** START **

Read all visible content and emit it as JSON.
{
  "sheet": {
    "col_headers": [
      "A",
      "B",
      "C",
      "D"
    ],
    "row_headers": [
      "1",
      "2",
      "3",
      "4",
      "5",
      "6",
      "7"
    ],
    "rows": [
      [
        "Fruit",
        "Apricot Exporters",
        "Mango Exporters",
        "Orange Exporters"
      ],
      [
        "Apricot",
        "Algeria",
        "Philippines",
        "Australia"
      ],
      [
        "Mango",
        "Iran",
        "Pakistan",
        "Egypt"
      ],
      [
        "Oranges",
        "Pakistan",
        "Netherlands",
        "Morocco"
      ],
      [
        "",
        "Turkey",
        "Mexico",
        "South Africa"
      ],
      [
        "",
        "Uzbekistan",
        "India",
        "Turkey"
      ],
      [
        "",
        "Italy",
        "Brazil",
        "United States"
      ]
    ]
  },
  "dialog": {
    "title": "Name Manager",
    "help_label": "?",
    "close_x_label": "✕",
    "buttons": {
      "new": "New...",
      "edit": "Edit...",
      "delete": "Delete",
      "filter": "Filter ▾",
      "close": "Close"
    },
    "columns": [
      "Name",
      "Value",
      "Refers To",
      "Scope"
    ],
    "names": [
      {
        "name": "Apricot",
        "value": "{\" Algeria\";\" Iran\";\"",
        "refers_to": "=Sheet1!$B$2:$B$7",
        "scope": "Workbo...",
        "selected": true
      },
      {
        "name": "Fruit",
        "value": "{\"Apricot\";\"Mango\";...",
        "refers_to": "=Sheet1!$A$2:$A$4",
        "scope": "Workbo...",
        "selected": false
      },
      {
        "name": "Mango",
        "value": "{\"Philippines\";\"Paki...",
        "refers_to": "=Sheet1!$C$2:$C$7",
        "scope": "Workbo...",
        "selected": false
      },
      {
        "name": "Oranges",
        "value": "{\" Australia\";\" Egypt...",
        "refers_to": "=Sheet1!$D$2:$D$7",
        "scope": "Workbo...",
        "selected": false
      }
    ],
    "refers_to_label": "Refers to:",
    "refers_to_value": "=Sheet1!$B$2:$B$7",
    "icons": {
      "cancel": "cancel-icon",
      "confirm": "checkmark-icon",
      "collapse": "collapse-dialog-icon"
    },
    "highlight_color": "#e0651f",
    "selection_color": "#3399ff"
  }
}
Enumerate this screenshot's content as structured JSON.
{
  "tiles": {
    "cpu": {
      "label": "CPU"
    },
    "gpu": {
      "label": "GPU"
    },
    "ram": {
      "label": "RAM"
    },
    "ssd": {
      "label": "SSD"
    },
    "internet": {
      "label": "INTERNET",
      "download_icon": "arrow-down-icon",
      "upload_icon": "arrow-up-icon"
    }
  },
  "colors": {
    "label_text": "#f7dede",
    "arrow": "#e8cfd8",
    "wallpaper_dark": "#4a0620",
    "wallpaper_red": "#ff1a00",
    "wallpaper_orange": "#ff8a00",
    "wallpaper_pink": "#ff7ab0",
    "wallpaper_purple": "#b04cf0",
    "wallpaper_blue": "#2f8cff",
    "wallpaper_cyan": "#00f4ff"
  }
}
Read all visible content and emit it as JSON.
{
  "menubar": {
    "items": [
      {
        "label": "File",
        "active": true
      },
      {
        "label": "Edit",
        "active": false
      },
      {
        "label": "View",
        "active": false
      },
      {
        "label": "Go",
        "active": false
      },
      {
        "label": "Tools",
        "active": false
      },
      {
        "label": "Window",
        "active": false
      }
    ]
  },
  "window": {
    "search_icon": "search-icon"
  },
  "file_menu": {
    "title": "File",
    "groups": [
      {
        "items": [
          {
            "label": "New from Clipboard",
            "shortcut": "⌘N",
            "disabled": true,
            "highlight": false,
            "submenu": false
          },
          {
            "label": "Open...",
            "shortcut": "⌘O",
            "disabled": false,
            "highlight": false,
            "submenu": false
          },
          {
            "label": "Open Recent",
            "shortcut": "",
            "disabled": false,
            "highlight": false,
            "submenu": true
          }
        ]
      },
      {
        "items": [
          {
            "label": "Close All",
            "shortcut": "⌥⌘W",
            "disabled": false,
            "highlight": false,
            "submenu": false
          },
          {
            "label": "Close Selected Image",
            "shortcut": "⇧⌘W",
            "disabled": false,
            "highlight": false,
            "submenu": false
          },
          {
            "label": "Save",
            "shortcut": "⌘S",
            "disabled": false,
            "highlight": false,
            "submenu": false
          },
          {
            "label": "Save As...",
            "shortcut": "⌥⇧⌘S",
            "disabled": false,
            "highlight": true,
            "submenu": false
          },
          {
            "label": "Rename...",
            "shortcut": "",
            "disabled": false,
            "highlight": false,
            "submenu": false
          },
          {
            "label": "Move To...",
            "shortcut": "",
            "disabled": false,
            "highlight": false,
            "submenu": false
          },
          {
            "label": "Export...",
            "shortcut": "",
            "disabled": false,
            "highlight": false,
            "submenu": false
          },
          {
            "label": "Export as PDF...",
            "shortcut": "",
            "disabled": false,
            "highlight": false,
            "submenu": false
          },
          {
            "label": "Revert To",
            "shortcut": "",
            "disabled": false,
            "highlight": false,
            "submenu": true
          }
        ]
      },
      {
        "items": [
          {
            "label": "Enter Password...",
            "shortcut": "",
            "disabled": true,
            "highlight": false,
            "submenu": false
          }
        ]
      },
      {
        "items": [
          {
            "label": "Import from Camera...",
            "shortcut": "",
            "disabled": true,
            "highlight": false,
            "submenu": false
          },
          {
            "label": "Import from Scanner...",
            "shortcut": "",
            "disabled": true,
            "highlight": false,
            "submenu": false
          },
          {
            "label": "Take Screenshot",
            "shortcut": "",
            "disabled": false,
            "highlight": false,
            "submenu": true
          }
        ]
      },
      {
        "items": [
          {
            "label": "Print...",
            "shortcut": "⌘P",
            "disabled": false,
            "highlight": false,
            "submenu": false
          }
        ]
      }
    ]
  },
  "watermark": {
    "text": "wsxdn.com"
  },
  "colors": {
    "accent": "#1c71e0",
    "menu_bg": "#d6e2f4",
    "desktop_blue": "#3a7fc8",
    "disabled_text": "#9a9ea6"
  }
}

** END **

**What you need to do:**
Each line of the material above needs to be quoted exactly, please.

**Exercise solution:**
Read all visible content and emit it as JSON.
{
  "sheet": {
    "col_headers": [
      "A",
      "B",
      "C",
      "D"
    ],
    "row_headers": [
      "1",
      "2",
      "3",
      "4",
      "5",
      "6",
      "7"
    ],
    "rows": [
      [
        "Fruit",
        "Apricot Exporters",
        "Mango Exporters",
        "Orange Exporters"
      ],
      [
        "Apricot",
        "Algeria",
        "Philippines",
        "Australia"
      ],
      [
        "Mango",
        "Iran",
        "Pakistan",
        "Egypt"
      ],
      [
        "Oranges",
        "Pakistan",
        "Netherlands",
        "Morocco"
      ],
      [
        "",
        "Turkey",
        "Mexico",
        "South Africa"
      ],
      [
        "",
        "Uzbekistan",
        "India",
        "Turkey"
      ],
      [
        "",
        "Italy",
        "Brazil",
        "United States"
      ]
    ]
  },
  "dialog": {
    "title": "Name Manager",
    "help_label": "?",
    "close_x_label": "✕",
    "buttons": {
      "new": "New...",
      "edit": "Edit...",
      "delete": "Delete",
      "filter": "Filter ▾",
      "close": "Close"
    },
    "columns": [
      "Name",
      "Value",
      "Refers To",
      "Scope"
    ],
    "names": [
      {
        "name": "Apricot",
        "value": "{\" Algeria\";\" Iran\";\"",
        "refers_to": "=Sheet1!$B$2:$B$7",
        "scope": "Workbo...",
        "selected": true
      },
      {
        "name": "Fruit",
        "value": "{\"Apricot\";\"Mango\";...",
        "refers_to": "=Sheet1!$A$2:$A$4",
        "scope": "Workbo...",
        "selected": false
      },
      {
        "name": "Mango",
        "value": "{\"Philippines\";\"Paki...",
        "refers_to": "=Sheet1!$C$2:$C$7",
        "scope": "Workbo...",
        "selected": false
      },
      {
        "name": "Oranges",
        "value": "{\" Australia\";\" Egypt...",
        "refers_to": "=Sheet1!$D$2:$D$7",
        "scope": "Workbo...",
        "selected": false
      }
    ],
    "refers_to_label": "Refers to:",
    "refers_to_value": "=Sheet1!$B$2:$B$7",
    "icons": {
      "cancel": "cancel-icon",
      "confirm": "checkmark-icon",
      "collapse": "collapse-dialog-icon"
    },
    "highlight_color": "#e0651f",
    "selection_color": "#3399ff"
  }
}
Enumerate this screenshot's content as structured JSON.
{
  "tiles": {
    "cpu": {
      "label": "CPU"
    },
    "gpu": {
      "label": "GPU"
    },
    "ram": {
      "label": "RAM"
    },
    "ssd": {
      "label": "SSD"
    },
    "internet": {
      "label": "INTERNET",
      "download_icon": "arrow-down-icon",
      "upload_icon": "arrow-up-icon"
    }
  },
  "colors": {
    "label_text": "#f7dede",
    "arrow": "#e8cfd8",
    "wallpaper_dark": "#4a0620",
    "wallpaper_red": "#ff1a00",
    "wallpaper_orange": "#ff8a00",
    "wallpaper_pink": "#ff7ab0",
    "wallpaper_purple": "#b04cf0",
    "wallpaper_blue": "#2f8cff",
    "wallpaper_cyan": "#00f4ff"
  }
}
Read all visible content and emit it as JSON.
{
  "menubar": {
    "items": [
      {
        "label": "File",
        "active": true
      },
      {
        "label": "Edit",
        "active": false
      },
      {
        "label": "View",
        "active": false
      },
      {
        "label": "Go",
        "active": false
      },
      {
        "label": "Tools",
        "active": false
      },
      {
        "label": "Window",
        "active": false
      }
    ]
  },
  "window": {
    "search_icon": "search-icon"
  },
  "file_menu": {
    "title": "File",
    "groups": [
      {
        "items": [
          {
            "label": "New from Clipboard",
            "shortcut": "⌘N",
            "disabled": true,
            "highlight": false,
            "submenu": false
          },
          {
            "label": "Open...",
            "shortcut": "⌘O",
            "disabled": false,
            "highlight": false,
            "submenu": false
          },
          {
            "label": "Open Recent",
            "shortcut": "",
            "disabled": false,
            "highlight": false,
            "submenu": true
          }
        ]
      },
      {
        "items": [
          {
            "label": "Close All",
            "shortcut": "⌥⌘W",
            "disabled": false,
            "highlight": false,
            "submenu": false
          },
          {
            "label": "Close Selected Image",
            "shortcut": "⇧⌘W",
            "disabled": false,
            "highlight": false,
            "submenu": false
          },
          {
            "label": "Save",
            "shortcut": "⌘S",
            "disabled": false,
            "highlight": false,
            "submenu": false
          },
          {
            "label": "Save As...",
            "shortcut": "⌥⇧⌘S",
            "disabled": false,
            "highlight": true,
            "submenu": false
          },
          {
            "label": "Rename...",
            "shortcut": "",
            "disabled": false,
            "highlight": false,
            "submenu": false
          },
          {
            "label": "Move To...",
            "shortcut": "",
            "disabled": false,
            "highlight": false,
            "submenu": false
          },
          {
            "label": "Export...",
            "shortcut": "",
            "disabled": false,
            "highlight": false,
            "submenu": false
          },
          {
            "label": "Export as PDF...",
            "shortcut": "",
            "disabled": false,
            "highlight": false,
            "submenu": false
          },
          {
            "label": "Revert To",
            "shortcut": "",
            "disabled": false,
            "highlight": false,
            "submenu": true
          }
        ]
      },
      {
        "items": [
          {
            "label": "Enter Password...",
            "shortcut": "",
            "disabled": true,
            "highlight": false,
            "submenu": false
          }
        ]
      },
      {
        "items": [
          {
            "label": "Import from Camera...",
            "shortcut": "",
            "disabled": true,
            "highlight": false,
            "submenu": false
          },
          {
            "label": "Import from Scanner...",
            "shortcut": "",
            "disabled": true,
            "highlight": false,
            "submenu": false
          },
          {
            "label": "Take Screenshot",
            "shortcut": "",
            "disabled": false,
            "highlight": false,
            "submenu": true
          }
        ]
      },
      {
        "items": [
          {
            "label": "Print...",
            "shortcut": "⌘P",
            "disabled": false,
            "highlight": false,
            "submenu": false
          }
        ]
      }
    ]
  },
  "watermark": {
    "text": "wsxdn.com"
  },
  "colors": {
    "accent": "#1c71e0",
    "menu_bg": "#d6e2f4",
    "desktop_blue": "#3a7fc8",
    "disabled_text": "#9a9ea6"
  }
}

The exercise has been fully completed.